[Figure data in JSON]
────────

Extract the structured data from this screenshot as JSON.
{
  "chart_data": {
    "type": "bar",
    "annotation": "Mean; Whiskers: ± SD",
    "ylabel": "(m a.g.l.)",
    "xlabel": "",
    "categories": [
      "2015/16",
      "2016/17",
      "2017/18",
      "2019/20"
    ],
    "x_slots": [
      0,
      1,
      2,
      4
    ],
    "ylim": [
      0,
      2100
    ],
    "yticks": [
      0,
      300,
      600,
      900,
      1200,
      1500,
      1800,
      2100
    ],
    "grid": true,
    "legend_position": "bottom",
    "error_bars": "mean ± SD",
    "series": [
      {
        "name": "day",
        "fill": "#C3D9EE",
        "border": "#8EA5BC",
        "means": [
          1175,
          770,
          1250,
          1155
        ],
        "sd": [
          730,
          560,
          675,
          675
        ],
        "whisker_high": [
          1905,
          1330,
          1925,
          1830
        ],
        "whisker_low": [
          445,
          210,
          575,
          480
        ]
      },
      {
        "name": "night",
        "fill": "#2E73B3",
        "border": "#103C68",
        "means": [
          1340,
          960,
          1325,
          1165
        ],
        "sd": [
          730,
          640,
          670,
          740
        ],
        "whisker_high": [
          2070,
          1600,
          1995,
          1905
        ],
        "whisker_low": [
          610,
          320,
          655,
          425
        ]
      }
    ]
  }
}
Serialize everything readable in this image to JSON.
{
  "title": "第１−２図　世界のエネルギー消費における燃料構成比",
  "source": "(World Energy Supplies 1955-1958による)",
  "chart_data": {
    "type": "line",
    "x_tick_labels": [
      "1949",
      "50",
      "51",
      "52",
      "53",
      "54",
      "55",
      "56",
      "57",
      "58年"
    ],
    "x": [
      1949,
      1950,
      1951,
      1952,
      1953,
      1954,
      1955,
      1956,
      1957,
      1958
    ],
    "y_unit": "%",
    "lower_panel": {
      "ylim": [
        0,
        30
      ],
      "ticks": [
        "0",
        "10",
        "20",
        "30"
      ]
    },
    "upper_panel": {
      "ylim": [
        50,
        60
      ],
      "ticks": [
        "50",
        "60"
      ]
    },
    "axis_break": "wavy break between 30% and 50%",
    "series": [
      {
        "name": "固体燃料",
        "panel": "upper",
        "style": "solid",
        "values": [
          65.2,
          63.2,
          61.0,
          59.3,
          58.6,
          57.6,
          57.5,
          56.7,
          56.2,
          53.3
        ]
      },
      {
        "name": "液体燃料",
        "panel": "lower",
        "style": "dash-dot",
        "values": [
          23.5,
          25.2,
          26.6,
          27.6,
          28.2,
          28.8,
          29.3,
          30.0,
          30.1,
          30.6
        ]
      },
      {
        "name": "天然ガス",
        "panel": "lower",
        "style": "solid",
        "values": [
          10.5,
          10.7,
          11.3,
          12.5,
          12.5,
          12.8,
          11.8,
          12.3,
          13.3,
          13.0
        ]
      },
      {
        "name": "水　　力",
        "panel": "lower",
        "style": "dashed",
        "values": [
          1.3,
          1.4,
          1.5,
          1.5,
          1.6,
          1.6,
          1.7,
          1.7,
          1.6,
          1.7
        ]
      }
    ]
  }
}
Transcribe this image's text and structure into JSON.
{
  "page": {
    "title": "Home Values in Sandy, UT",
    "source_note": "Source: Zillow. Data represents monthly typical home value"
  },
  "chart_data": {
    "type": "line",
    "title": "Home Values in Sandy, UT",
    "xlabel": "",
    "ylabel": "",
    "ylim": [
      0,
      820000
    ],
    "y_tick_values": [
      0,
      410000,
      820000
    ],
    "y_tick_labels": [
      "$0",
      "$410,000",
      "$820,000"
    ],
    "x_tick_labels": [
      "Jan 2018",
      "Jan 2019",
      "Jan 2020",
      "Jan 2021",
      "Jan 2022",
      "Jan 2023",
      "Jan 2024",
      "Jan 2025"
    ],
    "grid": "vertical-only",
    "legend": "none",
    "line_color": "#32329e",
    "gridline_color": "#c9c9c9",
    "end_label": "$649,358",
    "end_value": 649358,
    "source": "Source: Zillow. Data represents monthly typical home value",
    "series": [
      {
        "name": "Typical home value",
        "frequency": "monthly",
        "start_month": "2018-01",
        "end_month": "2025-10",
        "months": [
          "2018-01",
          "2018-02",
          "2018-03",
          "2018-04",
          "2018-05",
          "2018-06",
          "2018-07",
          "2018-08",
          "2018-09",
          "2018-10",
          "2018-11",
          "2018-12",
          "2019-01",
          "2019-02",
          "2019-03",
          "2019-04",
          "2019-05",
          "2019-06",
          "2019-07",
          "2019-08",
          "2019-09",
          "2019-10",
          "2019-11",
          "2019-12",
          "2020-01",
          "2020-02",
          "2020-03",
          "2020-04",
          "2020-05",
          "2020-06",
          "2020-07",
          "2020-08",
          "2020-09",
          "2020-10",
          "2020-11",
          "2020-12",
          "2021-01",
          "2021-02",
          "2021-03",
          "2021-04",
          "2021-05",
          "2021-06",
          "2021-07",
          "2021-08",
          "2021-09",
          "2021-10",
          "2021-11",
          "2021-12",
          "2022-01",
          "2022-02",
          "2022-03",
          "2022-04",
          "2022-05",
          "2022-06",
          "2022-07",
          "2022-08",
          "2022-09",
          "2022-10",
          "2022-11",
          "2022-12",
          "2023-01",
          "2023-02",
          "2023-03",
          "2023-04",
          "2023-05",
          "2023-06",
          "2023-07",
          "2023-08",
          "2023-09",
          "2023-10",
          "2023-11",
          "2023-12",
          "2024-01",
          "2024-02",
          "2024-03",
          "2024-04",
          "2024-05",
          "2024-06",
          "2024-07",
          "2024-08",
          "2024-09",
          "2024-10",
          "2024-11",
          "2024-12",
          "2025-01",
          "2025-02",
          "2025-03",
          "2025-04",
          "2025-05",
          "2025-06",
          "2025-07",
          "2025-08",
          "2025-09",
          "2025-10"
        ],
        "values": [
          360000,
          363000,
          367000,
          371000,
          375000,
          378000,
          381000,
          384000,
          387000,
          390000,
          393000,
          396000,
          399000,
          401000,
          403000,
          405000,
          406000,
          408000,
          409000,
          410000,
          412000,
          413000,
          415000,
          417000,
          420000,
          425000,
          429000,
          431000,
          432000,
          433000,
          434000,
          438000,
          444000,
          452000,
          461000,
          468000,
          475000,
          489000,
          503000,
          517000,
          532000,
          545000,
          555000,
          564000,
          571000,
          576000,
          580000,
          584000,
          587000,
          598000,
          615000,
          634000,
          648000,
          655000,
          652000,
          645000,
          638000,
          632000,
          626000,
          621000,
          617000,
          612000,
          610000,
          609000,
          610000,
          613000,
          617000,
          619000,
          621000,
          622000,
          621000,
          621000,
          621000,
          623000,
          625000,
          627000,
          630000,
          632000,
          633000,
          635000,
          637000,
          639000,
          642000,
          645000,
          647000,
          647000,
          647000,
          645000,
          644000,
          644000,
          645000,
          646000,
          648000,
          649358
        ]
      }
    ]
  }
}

────────

▸ TASK STATEMENT: Reproduce the full listing above, character for character.

▸ WRITTEN RESPONSE:
Extract the structured data from this screenshot as JSON.
{
  "chart_data": {
    "type": "bar",
    "annotation": "Mean; Whiskers: ± SD",
    "ylabel": "(m a.g.l.)",
    "xlabel": "",
    "categories": [
      "2015/16",
      "2016/17",
      "2017/18",
      "2019/20"
    ],
    "x_slots": [
      0,
      1,
      2,
      4
    ],
    "ylim": [
      0,
      2100
    ],
    "yticks": [
      0,
      300,
      600,
      900,
      1200,
      1500,
      1800,
      2100
    ],
    "grid": true,
    "legend_position": "bottom",
    "error_bars": "mean ± SD",
    "series": [
      {
        "name": "day",
        "fill": "#C3D9EE",
        "border": "#8EA5BC",
        "means": [
          1175,
          770,
          1250,
          1155
        ],
        "sd": [
          730,
          560,
          675,
          675
        ],
        "whisker_high": [
          1905,
          1330,
          1925,
          1830
        ],
        "whisker_low": [
          445,
          210,
          575,
          480
        ]
      },
      {
        "name": "night",
        "fill": "#2E73B3",
        "border": "#103C68",
        "means": [
          1340,
          960,
          1325,
          1165
        ],
        "sd": [
          730,
          640,
          670,
          740
        ],
        "whisker_high": [
          2070,
          1600,
          1995,
          1905
        ],
        "whisker_low": [
          610,
          320,
          655,
          425
        ]
      }
    ]
  }
}
Serialize everything readable in this image to JSON.
{
  "title": "第１−２図　世界のエネルギー消費における燃料構成比",
  "source": "(World Energy Supplies 1955-1958による)",
  "chart_data": {
    "type": "line",
    "x_tick_labels": [
      "1949",
      "50",
      "51",
      "52",
      "53",
      "54",
      "55",
      "56",
      "57",
      "58年"
    ],
    "x": [
      1949,
      1950,
      1951,
      1952,
      1953,
      1954,
      1955,
      1956,
      1957,
      1958
    ],
    "y_unit": "%",
    "lower_panel": {
      "ylim": [
        0,
        30
      ],
      "ticks": [
        "0",
        "10",
        "20",
        "30"
      ]
    },
    "upper_panel": {
      "ylim": [
        50,
        60
      ],
      "ticks": [
        "50",
        "60"
      ]
    },
    "axis_break": "wavy break between 30% and 50%",
    "series": [
      {
        "name": "固体燃料",
        "panel": "upper",
        "style": "solid",
        "values": [
          65.2,
          63.2,
          61.0,
          59.3,
          58.6,
          57.6,
          57.5,
          56.7,
          56.2,
          53.3
        ]
      },
      {
        "name": "液体燃料",
        "panel": "lower",
        "style": "dash-dot",
        "values": [
          23.5,
          25.2,
          26.6,
          27.6,
          28.2,
          28.8,
          29.3,
          30.0,
          30.1,
          30.6
        ]
      },
      {
        "name": "天然ガス",
        "panel": "lower",
        "style": "solid",
        "values": [
          10.5,
          10.7,
          11.3,
          12.5,
          12.5,
          12.8,
          11.8,
          12.3,
          13.3,
          13.0
        ]
      },
      {
        "name": "水　　力",
        "panel": "lower",
        "style": "dashed",
        "values": [
          1.3,
          1.4,
          1.5,
          1.5,
          1.6,
          1.6,
          1.7,
          1.7,
          1.6,
          1.7
        ]
      }
    ]
  }
}
Transcribe this image's text and structure into JSON.
{
  "page": {
    "title": "Home Values in Sandy, UT",
    "source_note": "Source: Zillow. Data represents monthly typical home value"
  },
  "chart_data": {
    "type": "line",
    "title": "Home Values in Sandy, UT",
    "xlabel": "",
    "ylabel": "",
    "ylim": [
      0,
      820000
    ],
    "y_tick_values": [
      0,
      410000,
      820000
    ],
    "y_tick_labels": [
      "$0",
      "$410,000",
      "$820,000"
    ],
    "x_tick_labels": [
      "Jan 2018",
      "Jan 2019",
      "Jan 2020",
      "Jan 2021",
      "Jan 2022",
      "Jan 2023",
      "Jan 2024",
      "Jan 2025"
    ],
    "grid": "vertical-only",
    "legend": "none",
    "line_color": "#32329e",
    "gridline_color": "#c9c9c9",
    "end_label": "$649,358",
    "end_value": 649358,
    "source": "Source: Zillow. Data represents monthly typical home value",
    "series": [
      {
        "name": "Typical home value",
        "frequency": "monthly",
        "start_month": "2018-01",
        "end_month": "2025-10",
        "months": [
          "2018-01",
          "2018-02",
          "2018-03",
          "2018-04",
          "2018-05",
          "2018-06",
          "2018-07",
          "2018-08",
          "2018-09",
          "2018-10",
          "2018-11",
          "2018-12",
          "2019-01",
          "2019-02",
          "2019-03",
          "2019-04",
          "2019-05",
          "2019-06",
          "2019-07",
          "2019-08",
          "2019-09",
          "2019-10",
          "2019-11",
          "2019-12",
          "2020-01",
          "2020-02",
          "2020-03",
          "2020-04",
          "2020-05",
          "2020-06",
          "2020-07",
          "2020-08",
          "2020-09",
          "2020-10",
          "2020-11",
          "2020-12",
          "2021-01",
          "2021-02",
          "2021-03",
          "2021-04",
          "2021-05",
          "2021-06",
          "2021-07",
          "2021-08",
          "2021-09",
          "2021-10",
          "2021-11",
          "2021-12",
          "2022-01",
          "2022-02",
          "2022-03",
          "2022-04",
          "2022-05",
          "2022-06",
          "2022-07",
          "2022-08",
          "2022-09",
          "2022-10",
          "2022-11",
          "2022-12",
          "2023-01",
          "2023-02",
          "2023-03",
          "2023-04",
          "2023-05",
          "2023-06",
          "2023-07",
          "2023-08",
          "2023-09",
          "2023-10",
          "2023-11",
          "2023-12",
          "2024-01",
          "2024-02",
          "2024-03",
          "2024-04",
          "2024-05",
          "2024-06",
          "2024-07",
          "2024-08",
          "2024-09",
          "2024-10",
          "2024-11",
          "2024-12",
          "2025-01",
          "2025-02",
          "2025-03",
          "2025-04",
          "2025-05",
          "2025-06",
          "2025-07",
          "2025-08",
          "2025-09",
          "2025-10"
        ],
        "values": [
          360000,
          363000,
          367000,
          371000,
          375000,
          378000,
          381000,
          384000,
          387000,
          390000,
          393000,
          396000,
          399000,
          401000,
          403000,
          405000,
          406000,
          408000,
          409000,
          410000,
          412000,
          413000,
          415000,
          417000,
          420000,
          425000,
          429000,
          431000,
          432000,
          433000,
          434000,
          438000,
          444000,
          452000,
          461000,
          468000,
          475000,
          489000,
          503000,
          517000,
          532000,
          545000,
          555000,
          564000,
          571000,
          576000,
          580000,
          584000,
          587000,
          598000,
          615000,
          634000,
          648000,
          655000,
          652000,
          645000,
          638000,
          632000,
          626000,
          621000,
          617000,
          612000,
          610000,
          609000,
          610000,
          613000,
          617000,
          619000,
          621000,
          622000,
          621000,
          621000,
          621000,
          623000,
          625000,
          627000,
          630000,
          632000,
          633000,
          635000,
          637000,
          639000,
          642000,
          645000,
          647000,
          647000,
          647000,
          645000,
          644000,
          644000,
          645000,
          646000,
          648000,
          649358
        ]
      }
    ]
  }
}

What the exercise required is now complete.